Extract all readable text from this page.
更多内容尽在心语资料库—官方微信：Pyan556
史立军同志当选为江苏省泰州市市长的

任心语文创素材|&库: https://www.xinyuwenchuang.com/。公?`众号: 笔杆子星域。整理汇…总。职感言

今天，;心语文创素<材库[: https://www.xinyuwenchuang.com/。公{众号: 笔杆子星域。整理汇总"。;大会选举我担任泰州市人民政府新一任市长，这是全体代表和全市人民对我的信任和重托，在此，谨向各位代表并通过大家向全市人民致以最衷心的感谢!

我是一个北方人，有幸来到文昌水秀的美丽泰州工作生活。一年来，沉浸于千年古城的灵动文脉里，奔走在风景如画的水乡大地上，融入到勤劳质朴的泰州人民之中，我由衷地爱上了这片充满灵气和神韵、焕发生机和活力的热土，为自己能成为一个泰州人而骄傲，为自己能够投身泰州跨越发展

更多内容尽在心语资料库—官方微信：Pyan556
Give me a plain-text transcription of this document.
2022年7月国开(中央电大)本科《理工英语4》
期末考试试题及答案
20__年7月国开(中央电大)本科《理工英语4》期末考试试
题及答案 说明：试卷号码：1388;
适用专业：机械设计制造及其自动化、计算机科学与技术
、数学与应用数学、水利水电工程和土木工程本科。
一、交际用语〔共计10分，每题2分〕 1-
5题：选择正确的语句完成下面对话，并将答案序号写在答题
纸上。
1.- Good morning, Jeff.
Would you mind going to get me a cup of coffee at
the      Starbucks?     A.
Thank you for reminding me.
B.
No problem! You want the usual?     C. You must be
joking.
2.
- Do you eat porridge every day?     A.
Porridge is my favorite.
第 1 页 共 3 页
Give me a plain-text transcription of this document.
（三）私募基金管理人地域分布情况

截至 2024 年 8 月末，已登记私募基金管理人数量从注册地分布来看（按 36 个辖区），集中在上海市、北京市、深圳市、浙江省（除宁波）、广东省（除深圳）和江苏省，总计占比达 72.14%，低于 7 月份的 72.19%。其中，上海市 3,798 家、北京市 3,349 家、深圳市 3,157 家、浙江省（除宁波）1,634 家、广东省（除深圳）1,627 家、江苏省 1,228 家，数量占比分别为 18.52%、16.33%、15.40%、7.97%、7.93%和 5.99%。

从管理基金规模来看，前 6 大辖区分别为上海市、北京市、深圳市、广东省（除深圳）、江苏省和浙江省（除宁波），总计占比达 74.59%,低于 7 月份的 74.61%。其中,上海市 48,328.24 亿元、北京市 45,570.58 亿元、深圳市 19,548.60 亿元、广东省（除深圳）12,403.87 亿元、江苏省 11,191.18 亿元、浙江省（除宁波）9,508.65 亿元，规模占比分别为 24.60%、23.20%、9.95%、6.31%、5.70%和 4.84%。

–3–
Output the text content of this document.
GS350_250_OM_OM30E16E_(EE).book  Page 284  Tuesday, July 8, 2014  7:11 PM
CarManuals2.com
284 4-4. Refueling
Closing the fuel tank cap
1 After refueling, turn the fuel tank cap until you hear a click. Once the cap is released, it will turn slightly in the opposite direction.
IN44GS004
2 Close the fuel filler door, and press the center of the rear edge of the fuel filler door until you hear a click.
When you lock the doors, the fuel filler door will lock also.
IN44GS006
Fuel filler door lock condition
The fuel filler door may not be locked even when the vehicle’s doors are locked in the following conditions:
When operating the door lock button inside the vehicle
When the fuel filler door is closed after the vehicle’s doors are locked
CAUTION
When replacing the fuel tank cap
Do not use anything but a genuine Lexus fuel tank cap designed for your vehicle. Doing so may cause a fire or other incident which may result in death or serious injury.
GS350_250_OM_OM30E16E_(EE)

## Instructions for the task
Scan the listing above and copy all lines containing the word "will".

## Task response
1 After refueling, turn the fuel tank cap until you hear a click. Once the cap is released, it will turn slightly in the opposite direction.
When you lock the doors, the fuel filler door will lock also.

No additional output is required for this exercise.